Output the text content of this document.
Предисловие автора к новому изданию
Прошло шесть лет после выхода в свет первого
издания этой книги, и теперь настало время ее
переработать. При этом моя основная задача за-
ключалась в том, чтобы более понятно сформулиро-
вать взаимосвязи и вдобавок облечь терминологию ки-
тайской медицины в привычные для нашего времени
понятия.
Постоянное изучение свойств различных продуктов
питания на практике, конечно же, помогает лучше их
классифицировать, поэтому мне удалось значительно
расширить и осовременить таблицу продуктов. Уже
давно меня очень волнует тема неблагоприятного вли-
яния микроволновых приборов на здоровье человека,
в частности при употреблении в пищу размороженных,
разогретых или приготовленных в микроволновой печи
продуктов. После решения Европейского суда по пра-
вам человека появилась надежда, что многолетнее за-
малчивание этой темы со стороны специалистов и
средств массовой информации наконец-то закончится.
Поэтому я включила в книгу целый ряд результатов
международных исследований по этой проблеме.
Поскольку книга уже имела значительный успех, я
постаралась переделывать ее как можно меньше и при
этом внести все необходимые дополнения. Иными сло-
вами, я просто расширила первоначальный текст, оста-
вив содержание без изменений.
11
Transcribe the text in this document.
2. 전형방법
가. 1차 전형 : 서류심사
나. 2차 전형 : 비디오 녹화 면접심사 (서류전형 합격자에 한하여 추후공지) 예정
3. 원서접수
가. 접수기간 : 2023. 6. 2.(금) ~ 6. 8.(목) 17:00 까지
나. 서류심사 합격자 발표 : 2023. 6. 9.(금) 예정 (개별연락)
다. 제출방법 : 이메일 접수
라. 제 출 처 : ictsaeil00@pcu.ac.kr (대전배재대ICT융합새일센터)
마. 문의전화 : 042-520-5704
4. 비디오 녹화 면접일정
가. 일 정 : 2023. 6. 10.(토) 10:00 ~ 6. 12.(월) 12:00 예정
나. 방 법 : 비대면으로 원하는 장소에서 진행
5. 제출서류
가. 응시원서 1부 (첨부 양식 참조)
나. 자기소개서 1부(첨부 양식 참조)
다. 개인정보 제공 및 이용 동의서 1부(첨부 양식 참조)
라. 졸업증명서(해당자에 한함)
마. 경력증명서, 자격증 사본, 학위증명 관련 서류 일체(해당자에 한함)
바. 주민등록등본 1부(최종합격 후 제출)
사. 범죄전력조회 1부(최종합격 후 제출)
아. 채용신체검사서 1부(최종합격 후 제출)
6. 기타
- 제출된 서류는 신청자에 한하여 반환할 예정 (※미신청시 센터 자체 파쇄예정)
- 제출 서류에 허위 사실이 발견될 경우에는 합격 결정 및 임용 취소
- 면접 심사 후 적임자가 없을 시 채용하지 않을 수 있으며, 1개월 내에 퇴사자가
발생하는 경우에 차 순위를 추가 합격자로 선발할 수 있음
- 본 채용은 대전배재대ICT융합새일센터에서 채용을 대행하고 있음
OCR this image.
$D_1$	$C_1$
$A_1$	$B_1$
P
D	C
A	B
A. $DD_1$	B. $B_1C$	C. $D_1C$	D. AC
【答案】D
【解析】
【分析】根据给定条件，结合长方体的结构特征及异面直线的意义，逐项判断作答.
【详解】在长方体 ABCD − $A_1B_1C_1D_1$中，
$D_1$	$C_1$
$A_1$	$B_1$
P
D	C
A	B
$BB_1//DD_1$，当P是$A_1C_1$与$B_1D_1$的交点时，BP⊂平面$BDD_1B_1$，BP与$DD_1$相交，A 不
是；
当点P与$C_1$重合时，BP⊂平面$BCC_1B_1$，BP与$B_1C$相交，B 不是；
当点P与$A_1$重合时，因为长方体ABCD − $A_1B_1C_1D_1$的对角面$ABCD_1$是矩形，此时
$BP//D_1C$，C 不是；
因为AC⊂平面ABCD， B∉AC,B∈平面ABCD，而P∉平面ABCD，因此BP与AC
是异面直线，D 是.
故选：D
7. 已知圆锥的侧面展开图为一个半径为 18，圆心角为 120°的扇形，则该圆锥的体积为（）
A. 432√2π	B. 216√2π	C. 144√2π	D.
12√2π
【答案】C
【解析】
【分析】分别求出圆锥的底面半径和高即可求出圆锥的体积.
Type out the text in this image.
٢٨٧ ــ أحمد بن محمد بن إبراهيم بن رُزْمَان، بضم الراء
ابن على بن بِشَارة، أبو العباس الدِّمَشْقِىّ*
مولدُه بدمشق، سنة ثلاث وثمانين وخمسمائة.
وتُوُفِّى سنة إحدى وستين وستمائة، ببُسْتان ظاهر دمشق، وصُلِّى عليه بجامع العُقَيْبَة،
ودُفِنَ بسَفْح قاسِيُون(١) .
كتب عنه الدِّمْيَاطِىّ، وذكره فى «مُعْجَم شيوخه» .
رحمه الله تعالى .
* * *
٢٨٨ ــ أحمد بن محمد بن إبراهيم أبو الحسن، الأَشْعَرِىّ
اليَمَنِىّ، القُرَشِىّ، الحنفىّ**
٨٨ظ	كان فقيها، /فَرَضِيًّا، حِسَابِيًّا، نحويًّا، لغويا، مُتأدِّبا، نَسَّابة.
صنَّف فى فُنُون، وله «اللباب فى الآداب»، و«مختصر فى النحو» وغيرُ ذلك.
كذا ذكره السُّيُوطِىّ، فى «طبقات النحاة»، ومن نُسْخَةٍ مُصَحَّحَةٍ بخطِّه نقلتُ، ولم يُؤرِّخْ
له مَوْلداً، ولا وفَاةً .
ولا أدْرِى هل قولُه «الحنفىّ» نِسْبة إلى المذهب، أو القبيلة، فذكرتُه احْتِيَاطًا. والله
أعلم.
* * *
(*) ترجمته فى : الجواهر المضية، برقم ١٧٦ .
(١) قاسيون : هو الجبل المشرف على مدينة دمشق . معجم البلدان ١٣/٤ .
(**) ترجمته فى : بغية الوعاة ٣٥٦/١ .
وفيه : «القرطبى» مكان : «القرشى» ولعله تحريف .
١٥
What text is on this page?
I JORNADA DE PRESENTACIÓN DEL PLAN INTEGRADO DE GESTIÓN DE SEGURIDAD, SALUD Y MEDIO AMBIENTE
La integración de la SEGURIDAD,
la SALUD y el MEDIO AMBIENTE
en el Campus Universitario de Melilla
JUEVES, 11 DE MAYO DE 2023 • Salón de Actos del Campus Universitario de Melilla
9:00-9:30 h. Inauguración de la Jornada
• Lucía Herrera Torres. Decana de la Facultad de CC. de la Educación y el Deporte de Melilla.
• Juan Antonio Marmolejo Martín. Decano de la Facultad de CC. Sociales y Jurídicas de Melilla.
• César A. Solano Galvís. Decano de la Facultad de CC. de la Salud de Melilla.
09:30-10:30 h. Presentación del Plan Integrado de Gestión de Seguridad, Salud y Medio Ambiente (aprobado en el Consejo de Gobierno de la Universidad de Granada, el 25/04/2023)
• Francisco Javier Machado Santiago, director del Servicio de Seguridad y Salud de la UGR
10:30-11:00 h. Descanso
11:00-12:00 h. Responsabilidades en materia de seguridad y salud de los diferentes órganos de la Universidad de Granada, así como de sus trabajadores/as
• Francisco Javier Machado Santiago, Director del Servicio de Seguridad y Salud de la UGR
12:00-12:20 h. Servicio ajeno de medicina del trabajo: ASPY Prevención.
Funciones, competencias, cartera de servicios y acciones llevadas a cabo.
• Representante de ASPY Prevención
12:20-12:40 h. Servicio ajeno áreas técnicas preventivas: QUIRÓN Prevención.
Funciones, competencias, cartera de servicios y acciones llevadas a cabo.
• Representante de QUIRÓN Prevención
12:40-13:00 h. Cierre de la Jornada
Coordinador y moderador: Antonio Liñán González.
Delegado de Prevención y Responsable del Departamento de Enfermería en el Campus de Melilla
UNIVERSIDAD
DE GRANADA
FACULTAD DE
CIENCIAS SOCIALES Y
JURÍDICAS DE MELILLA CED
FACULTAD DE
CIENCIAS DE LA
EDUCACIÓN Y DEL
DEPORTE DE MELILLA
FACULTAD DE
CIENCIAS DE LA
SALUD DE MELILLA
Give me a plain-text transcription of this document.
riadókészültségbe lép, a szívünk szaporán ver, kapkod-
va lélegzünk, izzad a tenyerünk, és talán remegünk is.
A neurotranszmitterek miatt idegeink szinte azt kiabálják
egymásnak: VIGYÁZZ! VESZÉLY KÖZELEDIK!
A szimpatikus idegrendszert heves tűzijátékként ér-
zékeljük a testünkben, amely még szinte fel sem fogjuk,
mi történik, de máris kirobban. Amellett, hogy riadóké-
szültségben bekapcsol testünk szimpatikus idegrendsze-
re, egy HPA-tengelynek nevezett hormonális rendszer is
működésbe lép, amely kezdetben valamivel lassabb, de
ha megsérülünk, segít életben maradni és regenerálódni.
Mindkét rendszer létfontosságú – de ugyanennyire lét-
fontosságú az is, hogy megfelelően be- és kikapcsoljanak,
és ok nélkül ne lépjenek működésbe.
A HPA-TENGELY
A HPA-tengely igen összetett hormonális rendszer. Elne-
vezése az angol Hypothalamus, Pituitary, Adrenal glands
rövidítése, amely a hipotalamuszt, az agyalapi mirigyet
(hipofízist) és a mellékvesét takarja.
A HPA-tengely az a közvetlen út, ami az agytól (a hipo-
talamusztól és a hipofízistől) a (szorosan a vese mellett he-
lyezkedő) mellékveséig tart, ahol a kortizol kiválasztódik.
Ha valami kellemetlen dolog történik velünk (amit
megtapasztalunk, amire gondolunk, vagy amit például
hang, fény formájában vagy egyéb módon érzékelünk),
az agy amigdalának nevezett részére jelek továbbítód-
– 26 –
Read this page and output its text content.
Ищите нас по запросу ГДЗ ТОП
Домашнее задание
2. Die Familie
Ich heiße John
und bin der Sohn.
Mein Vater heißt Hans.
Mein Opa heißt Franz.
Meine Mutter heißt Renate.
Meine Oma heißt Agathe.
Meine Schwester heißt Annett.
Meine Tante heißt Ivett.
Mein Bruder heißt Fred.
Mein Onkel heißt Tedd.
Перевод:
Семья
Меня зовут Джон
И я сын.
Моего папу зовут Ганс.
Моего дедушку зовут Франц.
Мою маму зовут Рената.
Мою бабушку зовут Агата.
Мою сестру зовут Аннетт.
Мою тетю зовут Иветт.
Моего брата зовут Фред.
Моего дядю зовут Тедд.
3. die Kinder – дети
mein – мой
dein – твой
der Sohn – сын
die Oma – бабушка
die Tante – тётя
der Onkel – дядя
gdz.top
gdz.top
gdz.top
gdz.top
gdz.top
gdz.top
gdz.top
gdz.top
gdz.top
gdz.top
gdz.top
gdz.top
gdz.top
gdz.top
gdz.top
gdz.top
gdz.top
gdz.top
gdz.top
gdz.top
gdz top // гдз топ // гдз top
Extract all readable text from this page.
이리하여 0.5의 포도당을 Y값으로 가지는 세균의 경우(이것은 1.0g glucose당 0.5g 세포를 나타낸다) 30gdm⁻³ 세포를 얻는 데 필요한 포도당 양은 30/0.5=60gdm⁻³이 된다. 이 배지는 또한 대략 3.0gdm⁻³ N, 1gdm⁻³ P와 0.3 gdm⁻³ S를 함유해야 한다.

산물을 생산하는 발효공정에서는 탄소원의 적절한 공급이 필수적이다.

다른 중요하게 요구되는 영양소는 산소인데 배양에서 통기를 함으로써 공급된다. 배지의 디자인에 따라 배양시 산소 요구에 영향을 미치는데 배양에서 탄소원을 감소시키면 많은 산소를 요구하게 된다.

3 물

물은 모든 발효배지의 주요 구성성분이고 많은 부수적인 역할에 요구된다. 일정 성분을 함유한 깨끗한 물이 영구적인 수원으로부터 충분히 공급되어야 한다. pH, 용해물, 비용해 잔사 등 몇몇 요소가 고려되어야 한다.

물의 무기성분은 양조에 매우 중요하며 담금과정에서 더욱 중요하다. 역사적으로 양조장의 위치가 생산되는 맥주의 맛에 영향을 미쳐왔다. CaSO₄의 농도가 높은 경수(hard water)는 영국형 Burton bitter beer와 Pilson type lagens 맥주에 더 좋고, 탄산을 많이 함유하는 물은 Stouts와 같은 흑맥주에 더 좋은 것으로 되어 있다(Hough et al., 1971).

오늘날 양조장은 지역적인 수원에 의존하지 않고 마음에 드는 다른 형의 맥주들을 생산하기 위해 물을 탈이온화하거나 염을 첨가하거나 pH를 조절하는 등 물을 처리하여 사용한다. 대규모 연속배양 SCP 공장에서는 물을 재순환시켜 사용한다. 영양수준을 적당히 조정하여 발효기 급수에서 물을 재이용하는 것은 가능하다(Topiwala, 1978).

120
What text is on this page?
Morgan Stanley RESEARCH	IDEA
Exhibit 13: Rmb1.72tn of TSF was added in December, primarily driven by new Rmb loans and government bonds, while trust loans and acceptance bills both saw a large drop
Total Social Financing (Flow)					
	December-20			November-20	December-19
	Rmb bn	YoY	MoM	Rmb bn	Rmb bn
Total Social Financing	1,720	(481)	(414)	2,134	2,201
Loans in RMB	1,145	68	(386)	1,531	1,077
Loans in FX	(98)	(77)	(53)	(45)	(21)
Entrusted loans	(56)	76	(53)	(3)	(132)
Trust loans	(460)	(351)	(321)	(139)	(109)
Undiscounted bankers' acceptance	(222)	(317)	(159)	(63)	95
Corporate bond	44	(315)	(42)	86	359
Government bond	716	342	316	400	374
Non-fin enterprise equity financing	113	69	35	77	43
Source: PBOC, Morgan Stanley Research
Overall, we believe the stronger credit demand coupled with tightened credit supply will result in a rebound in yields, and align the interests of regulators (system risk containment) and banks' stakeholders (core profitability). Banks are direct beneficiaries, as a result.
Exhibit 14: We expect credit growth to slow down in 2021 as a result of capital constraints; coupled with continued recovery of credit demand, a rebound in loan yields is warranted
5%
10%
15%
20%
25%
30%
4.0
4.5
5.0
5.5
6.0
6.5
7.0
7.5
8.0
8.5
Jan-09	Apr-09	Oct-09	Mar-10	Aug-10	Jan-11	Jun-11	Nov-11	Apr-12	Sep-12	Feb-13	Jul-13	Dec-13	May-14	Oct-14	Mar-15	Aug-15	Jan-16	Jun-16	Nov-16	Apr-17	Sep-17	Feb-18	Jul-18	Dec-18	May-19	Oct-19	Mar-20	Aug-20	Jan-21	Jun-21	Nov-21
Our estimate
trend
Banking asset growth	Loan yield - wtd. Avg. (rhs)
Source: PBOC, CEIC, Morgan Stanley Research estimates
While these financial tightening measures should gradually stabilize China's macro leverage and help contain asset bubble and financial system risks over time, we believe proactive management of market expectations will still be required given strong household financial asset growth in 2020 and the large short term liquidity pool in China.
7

--- --- ---

▶ _Task statement_: Pick each line holding the word "nevezett" out of the data and copy it.

▶ _Problem solution_:
re, egy HPA-tengelynek nevezett hormonális rendszer is
az agy amigdalának nevezett részére jelek továbbítód-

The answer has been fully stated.